Work through the data and report how many lines include the string "verified", giving the number alone.
◇ ◇ ◇
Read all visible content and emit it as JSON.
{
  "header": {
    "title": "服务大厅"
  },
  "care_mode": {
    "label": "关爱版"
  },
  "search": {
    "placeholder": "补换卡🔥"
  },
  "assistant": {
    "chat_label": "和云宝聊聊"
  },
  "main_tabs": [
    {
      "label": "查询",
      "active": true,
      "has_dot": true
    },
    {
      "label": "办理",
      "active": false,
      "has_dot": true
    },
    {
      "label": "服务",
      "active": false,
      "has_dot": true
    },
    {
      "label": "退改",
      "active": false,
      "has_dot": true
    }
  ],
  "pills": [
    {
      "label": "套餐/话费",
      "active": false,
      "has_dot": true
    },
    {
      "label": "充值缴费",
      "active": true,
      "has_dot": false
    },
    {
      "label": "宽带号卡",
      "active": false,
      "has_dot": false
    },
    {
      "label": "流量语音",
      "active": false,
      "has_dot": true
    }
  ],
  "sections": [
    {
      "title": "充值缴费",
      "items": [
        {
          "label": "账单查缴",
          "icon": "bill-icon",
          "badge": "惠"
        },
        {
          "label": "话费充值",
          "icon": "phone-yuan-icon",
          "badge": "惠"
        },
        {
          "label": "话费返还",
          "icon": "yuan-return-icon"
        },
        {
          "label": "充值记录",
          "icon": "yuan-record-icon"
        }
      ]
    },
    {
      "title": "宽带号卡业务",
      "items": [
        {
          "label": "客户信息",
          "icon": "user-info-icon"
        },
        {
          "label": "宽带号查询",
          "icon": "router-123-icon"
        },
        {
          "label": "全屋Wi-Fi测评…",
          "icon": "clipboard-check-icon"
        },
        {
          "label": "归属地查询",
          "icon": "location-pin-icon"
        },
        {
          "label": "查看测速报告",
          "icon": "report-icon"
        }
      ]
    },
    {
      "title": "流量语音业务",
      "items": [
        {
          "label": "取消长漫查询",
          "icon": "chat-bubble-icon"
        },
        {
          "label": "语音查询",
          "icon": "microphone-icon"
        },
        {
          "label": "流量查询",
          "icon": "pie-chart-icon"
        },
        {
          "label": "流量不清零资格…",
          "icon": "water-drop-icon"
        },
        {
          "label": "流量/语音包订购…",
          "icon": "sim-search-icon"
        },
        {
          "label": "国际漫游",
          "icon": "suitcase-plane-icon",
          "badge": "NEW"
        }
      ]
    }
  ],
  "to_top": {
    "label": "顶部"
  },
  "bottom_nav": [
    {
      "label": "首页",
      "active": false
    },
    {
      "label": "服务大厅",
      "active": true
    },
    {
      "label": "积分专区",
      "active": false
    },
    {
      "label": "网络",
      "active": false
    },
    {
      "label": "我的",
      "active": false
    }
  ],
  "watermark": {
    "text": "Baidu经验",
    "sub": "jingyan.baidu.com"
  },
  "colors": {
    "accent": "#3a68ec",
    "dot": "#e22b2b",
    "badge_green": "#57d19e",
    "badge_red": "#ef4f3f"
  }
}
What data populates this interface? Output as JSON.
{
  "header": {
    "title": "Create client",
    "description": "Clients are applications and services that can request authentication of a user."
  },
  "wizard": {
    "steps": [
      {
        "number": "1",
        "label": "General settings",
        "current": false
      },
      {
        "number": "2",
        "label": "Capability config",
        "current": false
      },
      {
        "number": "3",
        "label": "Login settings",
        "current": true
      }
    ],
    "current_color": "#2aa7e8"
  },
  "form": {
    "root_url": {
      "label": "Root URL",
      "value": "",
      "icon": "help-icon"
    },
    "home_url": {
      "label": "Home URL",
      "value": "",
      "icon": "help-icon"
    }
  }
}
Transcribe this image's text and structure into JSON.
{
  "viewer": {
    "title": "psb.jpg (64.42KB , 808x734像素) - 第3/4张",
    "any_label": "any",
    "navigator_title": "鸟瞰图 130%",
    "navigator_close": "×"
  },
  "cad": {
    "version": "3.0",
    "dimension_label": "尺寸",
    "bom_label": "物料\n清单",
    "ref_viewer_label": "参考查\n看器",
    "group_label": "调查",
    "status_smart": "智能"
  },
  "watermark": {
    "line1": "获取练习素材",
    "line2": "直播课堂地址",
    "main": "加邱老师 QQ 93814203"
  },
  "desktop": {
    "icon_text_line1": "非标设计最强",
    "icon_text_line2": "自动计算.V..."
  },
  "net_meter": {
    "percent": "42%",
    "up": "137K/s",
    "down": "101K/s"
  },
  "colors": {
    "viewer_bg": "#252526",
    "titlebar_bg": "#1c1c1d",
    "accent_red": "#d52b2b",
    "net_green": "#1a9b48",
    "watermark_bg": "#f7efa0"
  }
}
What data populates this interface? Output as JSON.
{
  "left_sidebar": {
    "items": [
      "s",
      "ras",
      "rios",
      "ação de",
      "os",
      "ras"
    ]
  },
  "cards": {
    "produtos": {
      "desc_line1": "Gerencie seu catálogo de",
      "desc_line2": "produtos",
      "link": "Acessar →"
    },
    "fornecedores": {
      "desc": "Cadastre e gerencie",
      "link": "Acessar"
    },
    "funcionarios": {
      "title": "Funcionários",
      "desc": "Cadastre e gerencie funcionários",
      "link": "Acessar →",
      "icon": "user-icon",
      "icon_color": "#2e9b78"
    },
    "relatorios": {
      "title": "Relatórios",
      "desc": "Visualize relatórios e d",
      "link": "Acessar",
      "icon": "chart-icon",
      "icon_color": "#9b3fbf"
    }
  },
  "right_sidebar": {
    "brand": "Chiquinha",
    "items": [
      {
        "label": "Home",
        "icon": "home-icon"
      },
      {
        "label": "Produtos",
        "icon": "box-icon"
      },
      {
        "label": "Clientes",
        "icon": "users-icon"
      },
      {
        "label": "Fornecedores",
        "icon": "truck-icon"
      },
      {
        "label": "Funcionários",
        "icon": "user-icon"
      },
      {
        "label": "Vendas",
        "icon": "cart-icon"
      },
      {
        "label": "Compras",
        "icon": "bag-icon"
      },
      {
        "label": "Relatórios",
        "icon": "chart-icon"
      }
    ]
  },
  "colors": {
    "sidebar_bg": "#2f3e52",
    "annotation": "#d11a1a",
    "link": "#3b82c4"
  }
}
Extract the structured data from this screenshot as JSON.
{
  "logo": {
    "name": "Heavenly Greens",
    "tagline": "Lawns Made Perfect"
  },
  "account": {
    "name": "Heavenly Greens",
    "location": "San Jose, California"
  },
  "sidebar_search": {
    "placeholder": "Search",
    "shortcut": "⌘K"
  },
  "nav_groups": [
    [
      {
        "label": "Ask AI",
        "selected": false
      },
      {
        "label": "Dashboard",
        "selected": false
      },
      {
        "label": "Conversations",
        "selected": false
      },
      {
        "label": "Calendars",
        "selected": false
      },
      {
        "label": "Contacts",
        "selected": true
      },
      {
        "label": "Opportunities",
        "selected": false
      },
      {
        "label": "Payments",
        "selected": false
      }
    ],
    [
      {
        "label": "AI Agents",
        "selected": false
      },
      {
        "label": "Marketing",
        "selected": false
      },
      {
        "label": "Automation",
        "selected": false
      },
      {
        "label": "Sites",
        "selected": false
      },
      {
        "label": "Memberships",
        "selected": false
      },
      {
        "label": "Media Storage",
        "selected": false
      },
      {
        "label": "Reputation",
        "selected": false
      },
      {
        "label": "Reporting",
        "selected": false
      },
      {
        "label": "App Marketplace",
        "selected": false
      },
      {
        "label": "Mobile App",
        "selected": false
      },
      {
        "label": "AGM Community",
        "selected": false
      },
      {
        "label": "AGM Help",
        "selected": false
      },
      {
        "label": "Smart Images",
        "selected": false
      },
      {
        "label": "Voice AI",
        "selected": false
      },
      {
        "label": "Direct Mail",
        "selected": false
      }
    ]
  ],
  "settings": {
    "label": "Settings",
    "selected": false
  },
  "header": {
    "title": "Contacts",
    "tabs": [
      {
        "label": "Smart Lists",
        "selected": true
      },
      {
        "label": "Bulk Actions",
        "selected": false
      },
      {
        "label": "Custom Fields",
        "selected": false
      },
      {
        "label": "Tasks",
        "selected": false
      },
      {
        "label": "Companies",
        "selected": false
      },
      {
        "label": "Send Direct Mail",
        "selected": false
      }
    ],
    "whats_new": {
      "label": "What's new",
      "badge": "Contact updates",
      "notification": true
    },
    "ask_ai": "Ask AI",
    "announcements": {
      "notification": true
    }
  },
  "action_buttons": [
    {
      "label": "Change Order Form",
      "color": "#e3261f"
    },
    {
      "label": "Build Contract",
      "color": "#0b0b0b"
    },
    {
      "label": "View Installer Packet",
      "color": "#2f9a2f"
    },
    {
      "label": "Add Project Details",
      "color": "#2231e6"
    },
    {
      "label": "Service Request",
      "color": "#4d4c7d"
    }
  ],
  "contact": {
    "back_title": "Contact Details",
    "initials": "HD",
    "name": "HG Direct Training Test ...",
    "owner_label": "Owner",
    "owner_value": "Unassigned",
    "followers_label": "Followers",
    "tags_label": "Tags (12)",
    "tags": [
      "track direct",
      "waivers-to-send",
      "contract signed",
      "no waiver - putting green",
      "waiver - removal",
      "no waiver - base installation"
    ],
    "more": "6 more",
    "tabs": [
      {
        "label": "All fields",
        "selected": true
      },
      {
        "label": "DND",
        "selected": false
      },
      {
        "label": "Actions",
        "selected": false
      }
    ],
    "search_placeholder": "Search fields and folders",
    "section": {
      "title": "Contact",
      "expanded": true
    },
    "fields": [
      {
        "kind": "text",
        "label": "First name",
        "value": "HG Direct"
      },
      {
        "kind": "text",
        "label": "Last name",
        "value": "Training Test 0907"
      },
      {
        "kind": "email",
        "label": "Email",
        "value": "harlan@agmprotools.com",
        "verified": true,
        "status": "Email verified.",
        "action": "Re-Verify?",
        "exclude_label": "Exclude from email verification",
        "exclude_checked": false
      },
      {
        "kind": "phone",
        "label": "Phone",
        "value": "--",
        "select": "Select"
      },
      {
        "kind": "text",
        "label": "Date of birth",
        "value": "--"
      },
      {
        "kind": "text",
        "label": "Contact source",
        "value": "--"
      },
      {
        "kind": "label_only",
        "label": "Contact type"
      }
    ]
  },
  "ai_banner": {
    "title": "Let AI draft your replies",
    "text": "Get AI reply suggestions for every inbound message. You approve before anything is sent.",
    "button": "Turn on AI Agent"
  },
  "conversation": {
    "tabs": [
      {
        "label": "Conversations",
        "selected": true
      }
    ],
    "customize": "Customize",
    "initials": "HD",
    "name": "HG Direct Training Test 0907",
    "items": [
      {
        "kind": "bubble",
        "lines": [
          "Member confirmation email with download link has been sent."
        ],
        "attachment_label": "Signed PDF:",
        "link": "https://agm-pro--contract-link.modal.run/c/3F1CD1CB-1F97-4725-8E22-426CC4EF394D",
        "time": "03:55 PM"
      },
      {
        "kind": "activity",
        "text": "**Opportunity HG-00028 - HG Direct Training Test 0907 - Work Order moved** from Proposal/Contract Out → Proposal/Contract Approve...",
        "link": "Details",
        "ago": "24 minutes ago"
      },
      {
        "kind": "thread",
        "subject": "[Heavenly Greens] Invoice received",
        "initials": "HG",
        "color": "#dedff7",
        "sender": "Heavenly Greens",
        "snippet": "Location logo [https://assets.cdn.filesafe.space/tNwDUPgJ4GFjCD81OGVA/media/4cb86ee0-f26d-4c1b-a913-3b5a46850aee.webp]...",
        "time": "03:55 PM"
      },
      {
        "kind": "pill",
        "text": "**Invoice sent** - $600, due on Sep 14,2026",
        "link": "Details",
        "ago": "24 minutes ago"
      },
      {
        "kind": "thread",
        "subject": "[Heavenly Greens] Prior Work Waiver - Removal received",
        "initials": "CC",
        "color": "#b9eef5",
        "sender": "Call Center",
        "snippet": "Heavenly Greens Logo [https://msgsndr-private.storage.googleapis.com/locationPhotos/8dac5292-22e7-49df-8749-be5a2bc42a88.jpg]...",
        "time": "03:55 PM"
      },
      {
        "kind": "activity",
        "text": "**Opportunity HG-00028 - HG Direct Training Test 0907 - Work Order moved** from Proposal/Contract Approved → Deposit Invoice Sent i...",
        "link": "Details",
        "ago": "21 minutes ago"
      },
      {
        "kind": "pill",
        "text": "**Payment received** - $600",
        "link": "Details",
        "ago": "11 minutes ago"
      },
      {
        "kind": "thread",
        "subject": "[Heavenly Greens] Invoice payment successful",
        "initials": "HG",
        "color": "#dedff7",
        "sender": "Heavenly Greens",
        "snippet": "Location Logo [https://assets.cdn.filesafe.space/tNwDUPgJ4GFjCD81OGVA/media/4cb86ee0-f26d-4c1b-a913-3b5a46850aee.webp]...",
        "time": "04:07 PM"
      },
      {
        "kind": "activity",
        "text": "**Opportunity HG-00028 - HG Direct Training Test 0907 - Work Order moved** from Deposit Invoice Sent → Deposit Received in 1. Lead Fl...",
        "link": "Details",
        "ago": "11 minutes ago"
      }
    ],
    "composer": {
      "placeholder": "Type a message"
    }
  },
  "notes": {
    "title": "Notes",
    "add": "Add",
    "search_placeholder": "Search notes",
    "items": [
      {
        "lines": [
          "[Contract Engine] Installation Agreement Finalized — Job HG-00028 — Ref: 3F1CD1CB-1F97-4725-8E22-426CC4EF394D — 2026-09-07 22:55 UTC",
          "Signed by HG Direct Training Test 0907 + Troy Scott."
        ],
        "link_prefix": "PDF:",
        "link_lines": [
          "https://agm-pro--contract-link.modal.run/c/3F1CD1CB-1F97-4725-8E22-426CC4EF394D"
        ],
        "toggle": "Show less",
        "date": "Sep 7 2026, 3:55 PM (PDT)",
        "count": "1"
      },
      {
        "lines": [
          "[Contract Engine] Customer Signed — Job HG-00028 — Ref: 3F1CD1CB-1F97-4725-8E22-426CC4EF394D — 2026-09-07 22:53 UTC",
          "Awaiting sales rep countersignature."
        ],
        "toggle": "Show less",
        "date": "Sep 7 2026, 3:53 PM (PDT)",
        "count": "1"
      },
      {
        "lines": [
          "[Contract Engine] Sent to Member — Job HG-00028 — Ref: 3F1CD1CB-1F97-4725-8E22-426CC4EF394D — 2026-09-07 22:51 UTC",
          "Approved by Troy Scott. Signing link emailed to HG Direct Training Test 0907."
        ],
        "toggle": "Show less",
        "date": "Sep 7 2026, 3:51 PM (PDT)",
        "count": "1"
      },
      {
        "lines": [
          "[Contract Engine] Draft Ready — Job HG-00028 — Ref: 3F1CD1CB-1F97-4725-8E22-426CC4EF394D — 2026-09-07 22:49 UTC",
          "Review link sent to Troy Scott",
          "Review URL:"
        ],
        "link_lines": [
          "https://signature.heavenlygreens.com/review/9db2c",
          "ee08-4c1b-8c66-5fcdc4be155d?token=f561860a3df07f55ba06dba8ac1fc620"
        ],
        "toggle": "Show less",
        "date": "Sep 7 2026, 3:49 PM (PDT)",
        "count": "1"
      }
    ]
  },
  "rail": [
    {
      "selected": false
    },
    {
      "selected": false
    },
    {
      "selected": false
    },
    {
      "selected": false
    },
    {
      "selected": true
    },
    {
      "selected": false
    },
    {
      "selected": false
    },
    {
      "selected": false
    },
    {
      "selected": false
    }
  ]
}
◇ ◇ ◇
▶ _Response for this exercise_: 2